Exercise directions: Restate the whole listing word for word. Pictures are left out.

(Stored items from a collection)
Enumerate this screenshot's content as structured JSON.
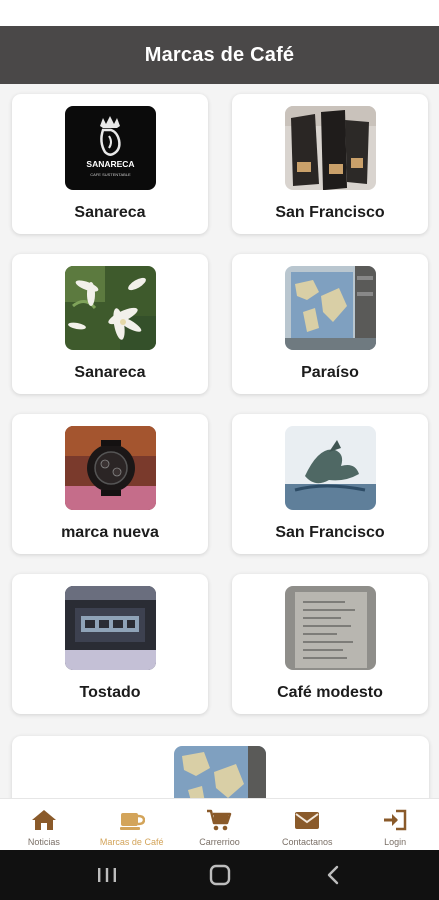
{
  "app_bar": {
    "title": "Marcas de Café"
  },
  "brands": [
    {
      "label": "Sanareca"
    },
    {
      "label": "San Francisco"
    },
    {
      "label": "Sanareca"
    },
    {
      "label": "Paraíso"
    },
    {
      "label": "marca nueva"
    },
    {
      "label": "San Francisco"
    },
    {
      "label": "Tostado"
    },
    {
      "label": "Café modesto"
    }
  ],
  "logo_text": {
    "main": "SANARECA",
    "sub": "CAFE SUSTENTABLE"
  },
  "nav": {
    "items": [
      {
        "label": "Noticias",
        "icon": "home-icon"
      },
      {
        "label": "Marcas de Café",
        "icon": "coffee-cup-icon",
        "active": true
      },
      {
        "label": "Carrerrioo",
        "icon": "cart-icon"
      },
      {
        "label": "Contactanos",
        "icon": "envelope-icon"
      },
      {
        "label": "Login",
        "icon": "login-icon"
      }
    ],
    "active_color": "#d3a45a",
    "icon_color": "#8a5a2a"
  },
  "colors": {
    "app_bar": "#4a4848",
    "background": "#f4f4f4",
    "card": "#ffffff",
    "system_nav": "#111111"
  }
}
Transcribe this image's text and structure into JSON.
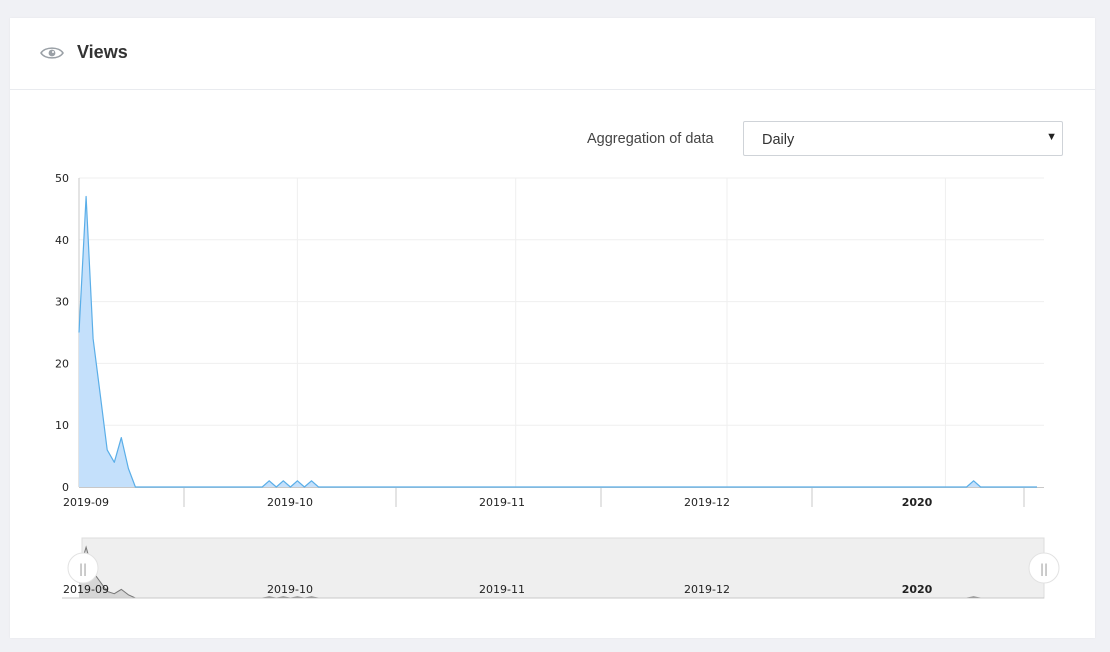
{
  "header": {
    "title": "Views",
    "icon": "eye-icon"
  },
  "controls": {
    "aggregation_label": "Aggregation of data",
    "aggregation_value": "Daily",
    "aggregation_options": [
      "Daily"
    ]
  },
  "chart_data": {
    "type": "area",
    "title": "",
    "xlabel": "",
    "ylabel": "",
    "ylim": [
      0,
      50
    ],
    "yticks": [
      0,
      10,
      20,
      30,
      40,
      50
    ],
    "xlim": [
      "2019-08-31",
      "2020-01-15"
    ],
    "xticks": [
      {
        "date": "2019-09-01",
        "label": "2019-09",
        "bold": false
      },
      {
        "date": "2019-10-01",
        "label": "2019-10",
        "bold": false
      },
      {
        "date": "2019-11-01",
        "label": "2019-11",
        "bold": false
      },
      {
        "date": "2019-12-01",
        "label": "2019-12",
        "bold": false
      },
      {
        "date": "2020-01-01",
        "label": "2020",
        "bold": true
      }
    ],
    "grid": true,
    "colors": {
      "line": "#5aaee8",
      "fill": "#c4e0fb",
      "navigator_line": "#777777",
      "navigator_fill": "#d6d6d6"
    },
    "series": [
      {
        "points": [
          [
            "2019-09-01",
            25
          ],
          [
            "2019-09-02",
            47
          ],
          [
            "2019-09-03",
            24
          ],
          [
            "2019-09-04",
            15
          ],
          [
            "2019-09-05",
            6
          ],
          [
            "2019-09-06",
            4
          ],
          [
            "2019-09-07",
            8
          ],
          [
            "2019-09-08",
            3
          ],
          [
            "2019-09-09",
            0
          ],
          [
            "2019-09-27",
            0
          ],
          [
            "2019-09-28",
            1
          ],
          [
            "2019-09-29",
            0
          ],
          [
            "2019-09-30",
            1
          ],
          [
            "2019-10-01",
            0
          ],
          [
            "2019-10-02",
            1
          ],
          [
            "2019-10-03",
            0
          ],
          [
            "2019-10-04",
            1
          ],
          [
            "2019-10-05",
            0
          ],
          [
            "2020-01-05",
            0
          ],
          [
            "2020-01-06",
            1
          ],
          [
            "2020-01-07",
            0
          ],
          [
            "2020-01-15",
            0
          ]
        ]
      }
    ],
    "navigator": {
      "labels": [
        "2019-09",
        "2019-10",
        "2019-11",
        "2019-12",
        "2020"
      ],
      "left_handle": "||",
      "right_handle": "||"
    }
  }
}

Solved problem:
Enumerate this screenshot's content as structured JSON.
{
  "app_bar": {
    "title": "Marcas de Café"
  },
  "brands": [
    {
      "label": "Sanareca"
    },
    {
      "label": "San Francisco"
    },
    {
      "label": "Sanareca"
    },
    {
      "label": "Paraíso"
    },
    {
      "label": "marca nueva"
    },
    {
      "label": "San Francisco"
    },
    {
      "label": "Tostado"
    },
    {
      "label": "Café modesto"
    }
  ],
  "logo_text": {
    "main": "SANARECA",
    "sub": "CAFE SUSTENTABLE"
  },
  "nav": {
    "items": [
      {
        "label": "Noticias",
        "icon": "home-icon"
      },
      {
        "label": "Marcas de Café",
        "icon": "coffee-cup-icon",
        "active": true
      },
      {
        "label": "Carrerrioo",
        "icon": "cart-icon"
      },
      {
        "label": "Contactanos",
        "icon": "envelope-icon"
      },
      {
        "label": "Login",
        "icon": "login-icon"
      }
    ],
    "active_color": "#d3a45a",
    "icon_color": "#8a5a2a"
  },
  "colors": {
    "app_bar": "#4a4848",
    "background": "#f4f4f4",
    "card": "#ffffff",
    "system_nav": "#111111"
  }
}
Transcribe this image's text and structure into JSON.
{
  "header": {
    "title": "Views",
    "icon": "eye-icon"
  },
  "controls": {
    "aggregation_label": "Aggregation of data",
    "aggregation_value": "Daily",
    "aggregation_options": [
      "Daily"
    ]
  },
  "chart_data": {
    "type": "area",
    "title": "",
    "xlabel": "",
    "ylabel": "",
    "ylim": [
      0,
      50
    ],
    "yticks": [
      0,
      10,
      20,
      30,
      40,
      50
    ],
    "xlim": [
      "2019-08-31",
      "2020-01-15"
    ],
    "xticks": [
      {
        "date": "2019-09-01",
        "label": "2019-09",
        "bold": false
      },
      {
        "date": "2019-10-01",
        "label": "2019-10",
        "bold": false
      },
      {
        "date": "2019-11-01",
        "label": "2019-11",
        "bold": false
      },
      {
        "date": "2019-12-01",
        "label": "2019-12",
        "bold": false
      },
      {
        "date": "2020-01-01",
        "label": "2020",
        "bold": true
      }
    ],
    "grid": true,
    "colors": {
      "line": "#5aaee8",
      "fill": "#c4e0fb",
      "navigator_line": "#777777",
      "navigator_fill": "#d6d6d6"
    },
    "series": [
      {
        "points": [
          [
            "2019-09-01",
            25
          ],
          [
            "2019-09-02",
            47
          ],
          [
            "2019-09-03",
            24
          ],
          [
            "2019-09-04",
            15
          ],
          [
            "2019-09-05",
            6
          ],
          [
            "2019-09-06",
            4
          ],
          [
            "2019-09-07",
            8
          ],
          [
            "2019-09-08",
            3
          ],
          [
            "2019-09-09",
            0
          ],
          [
            "2019-09-27",
            0
          ],
          [
            "2019-09-28",
            1
          ],
          [
            "2019-09-29",
            0
          ],
          [
            "2019-09-30",
            1
          ],
          [
            "2019-10-01",
            0
          ],
          [
            "2019-10-02",
            1
          ],
          [
            "2019-10-03",
            0
          ],
          [
            "2019-10-04",
            1
          ],
          [
            "2019-10-05",
            0
          ],
          [
            "2020-01-05",
            0
          ],
          [
            "2020-01-06",
            1
          ],
          [
            "2020-01-07",
            0
          ],
          [
            "2020-01-15",
            0
          ]
        ]
      }
    ],
    "navigator": {
      "labels": [
        "2019-09",
        "2019-10",
        "2019-11",
        "2019-12",
        "2020"
      ],
      "left_handle": "||",
      "right_handle": "||"
    }
  }
}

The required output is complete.